> [What the task requires]
From the entries below, count every line that contains the word "type". Please give the number and nothing else.

> [Task input]
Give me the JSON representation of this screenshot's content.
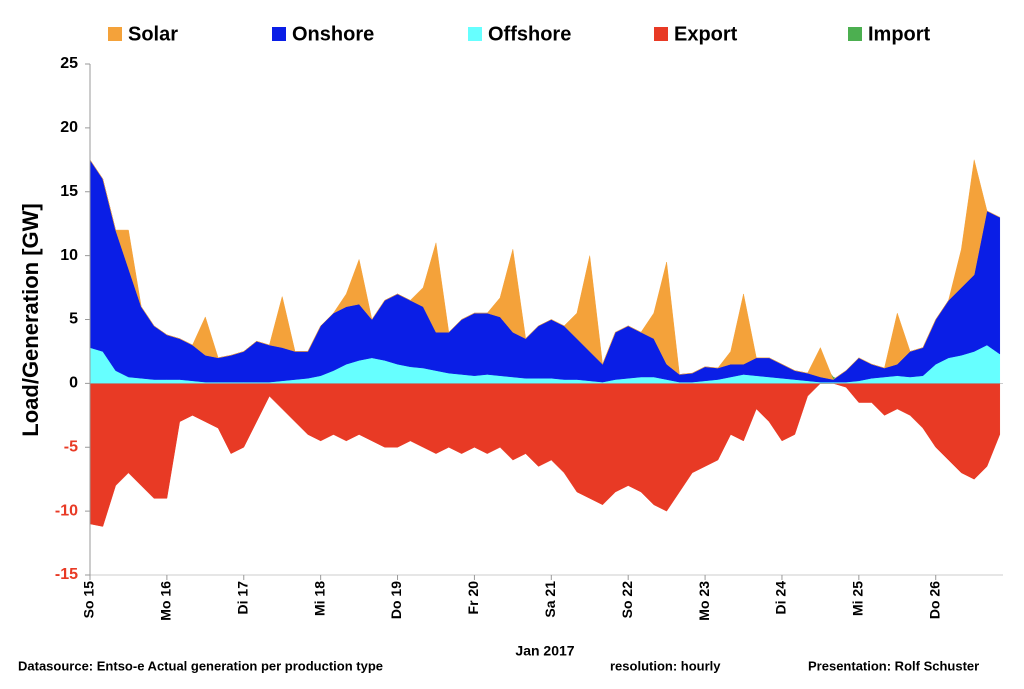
{
  "chart_data": {
    "type": "stacked_area",
    "y_label": "Load/Generation  [GW]",
    "x_label": "Jan 2017",
    "footer": [
      "Datasource: Entso-e  Actual generation per production type",
      "resolution: hourly",
      "Presentation:  Rolf Schuster"
    ],
    "x": [
      0,
      4,
      8,
      12,
      16,
      20,
      24,
      28,
      32,
      36,
      40,
      44,
      48,
      52,
      56,
      60,
      64,
      68,
      72,
      76,
      80,
      84,
      88,
      92,
      96,
      100,
      104,
      108,
      112,
      116,
      120,
      124,
      128,
      132,
      136,
      140,
      144,
      148,
      152,
      156,
      160,
      164,
      168,
      172,
      176,
      180,
      184,
      188,
      192,
      196,
      200,
      204,
      208,
      212,
      216,
      220,
      224,
      228,
      232,
      236,
      240,
      244,
      248,
      252,
      256,
      260,
      264,
      268,
      272,
      276,
      280,
      284
    ],
    "xlim": [
      0,
      285
    ],
    "xticks": [
      {
        "value": 0,
        "label": "So 15"
      },
      {
        "value": 24,
        "label": "Mo 16"
      },
      {
        "value": 48,
        "label": "Di 17"
      },
      {
        "value": 72,
        "label": "Mi 18"
      },
      {
        "value": 96,
        "label": "Do 19"
      },
      {
        "value": 120,
        "label": "Fr 20"
      },
      {
        "value": 144,
        "label": "Sa 21"
      },
      {
        "value": 168,
        "label": "So 22"
      },
      {
        "value": 192,
        "label": "Mo 23"
      },
      {
        "value": 216,
        "label": "Di 24"
      },
      {
        "value": 240,
        "label": "Mi 25"
      },
      {
        "value": 264,
        "label": "Do 26"
      }
    ],
    "ylim": [
      -15,
      25
    ],
    "yticks": [
      25,
      20,
      15,
      10,
      5,
      0,
      -5,
      -10,
      -15
    ],
    "negative_tick_color": "#e83a25",
    "series": [
      {
        "name": "Solar",
        "color": "#f4a23a",
        "stack": "gen",
        "values": [
          0,
          0,
          0,
          3,
          0,
          0,
          0,
          0,
          0,
          3,
          0,
          0,
          0,
          0,
          0,
          4,
          0,
          0,
          0,
          0,
          1,
          3.5,
          0,
          0,
          0,
          0,
          1.5,
          7,
          0,
          0,
          0,
          0,
          1.5,
          6.5,
          0,
          0,
          0,
          0,
          2,
          7.5,
          0,
          0,
          0,
          0,
          2,
          8,
          0,
          0,
          0,
          0,
          1,
          5.5,
          0,
          0,
          0,
          0,
          0,
          2.3,
          0,
          0,
          0,
          0,
          0,
          4,
          0,
          0,
          0,
          0,
          3,
          9,
          0,
          0
        ]
      },
      {
        "name": "Onshore",
        "color": "#0a1ee6",
        "stack": "gen",
        "values": [
          14.7,
          13.5,
          11,
          8.5,
          5.6,
          4.2,
          3.5,
          3.2,
          2.8,
          2.1,
          1.9,
          2.1,
          2.4,
          3.2,
          2.9,
          2.6,
          2.2,
          2.1,
          3.9,
          4.5,
          4.5,
          4.4,
          3,
          4.7,
          5.5,
          5.2,
          4.8,
          3,
          3.2,
          4.3,
          4.9,
          4.8,
          4.6,
          3.5,
          3.1,
          4.1,
          4.6,
          4.2,
          3.2,
          2.3,
          1.4,
          3.7,
          4.1,
          3.5,
          3,
          1.2,
          0.6,
          0.7,
          1.1,
          0.9,
          1,
          0.8,
          1.4,
          1.5,
          1.1,
          0.7,
          0.6,
          0.4,
          0.2,
          0.9,
          1.8,
          1.1,
          0.7,
          0.9,
          2,
          2.2,
          3.5,
          4.5,
          5.3,
          6,
          10.5,
          10.7
        ]
      },
      {
        "name": "Offshore",
        "color": "#66ffff",
        "stack": "gen",
        "values": [
          2.8,
          2.5,
          1,
          0.5,
          0.4,
          0.3,
          0.3,
          0.3,
          0.2,
          0.1,
          0.1,
          0.1,
          0.1,
          0.1,
          0.1,
          0.2,
          0.3,
          0.4,
          0.6,
          1,
          1.5,
          1.8,
          2,
          1.8,
          1.5,
          1.3,
          1.2,
          1,
          0.8,
          0.7,
          0.6,
          0.7,
          0.6,
          0.5,
          0.4,
          0.4,
          0.4,
          0.3,
          0.3,
          0.2,
          0.1,
          0.3,
          0.4,
          0.5,
          0.5,
          0.3,
          0.1,
          0.1,
          0.2,
          0.3,
          0.5,
          0.7,
          0.6,
          0.5,
          0.4,
          0.3,
          0.2,
          0.1,
          0.1,
          0.1,
          0.2,
          0.4,
          0.5,
          0.6,
          0.5,
          0.6,
          1.5,
          2,
          2.2,
          2.5,
          3,
          2.3
        ]
      },
      {
        "name": "Export",
        "color": "#e83a25",
        "stack": "exp",
        "values": [
          -11,
          -11.2,
          -8,
          -7,
          -8,
          -9,
          -9,
          -3,
          -2.5,
          -3,
          -3.5,
          -5.5,
          -5,
          -3,
          -1,
          -2,
          -3,
          -4,
          -4.5,
          -4,
          -4.5,
          -4,
          -4.5,
          -5,
          -5,
          -4.5,
          -5,
          -5.5,
          -5,
          -5.5,
          -5,
          -5.5,
          -5,
          -6,
          -5.5,
          -6.5,
          -6,
          -7,
          -8.5,
          -9,
          -9.5,
          -8.5,
          -8,
          -8.5,
          -9.5,
          -10,
          -8.5,
          -7,
          -6.5,
          -6,
          -4,
          -4.5,
          -2,
          -3,
          -4.5,
          -4,
          -1,
          0,
          0,
          -0.3,
          -1.5,
          -1.5,
          -2.5,
          -2,
          -2.5,
          -3.5,
          -5,
          -6,
          -7,
          -7.5,
          -6.5,
          -4
        ]
      },
      {
        "name": "Import",
        "color": "#4caf50",
        "stack": "imp",
        "values": [
          0,
          0,
          0,
          0,
          0,
          0,
          0,
          0,
          0,
          0,
          0,
          0,
          0,
          0,
          0,
          0,
          0,
          0,
          0,
          0,
          0,
          0,
          0,
          0,
          0,
          0,
          0,
          0,
          0,
          0,
          0,
          0,
          0,
          0,
          0,
          0,
          0,
          0,
          0,
          0,
          0,
          0,
          0,
          0,
          0,
          0,
          0,
          0,
          0,
          0,
          0,
          0,
          0,
          0,
          0,
          0,
          0,
          1.8,
          0.5,
          0,
          0,
          0,
          0,
          0,
          0,
          0,
          0,
          0,
          0,
          0,
          0,
          0
        ]
      }
    ]
  }
}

> [Reply to the exercise]
2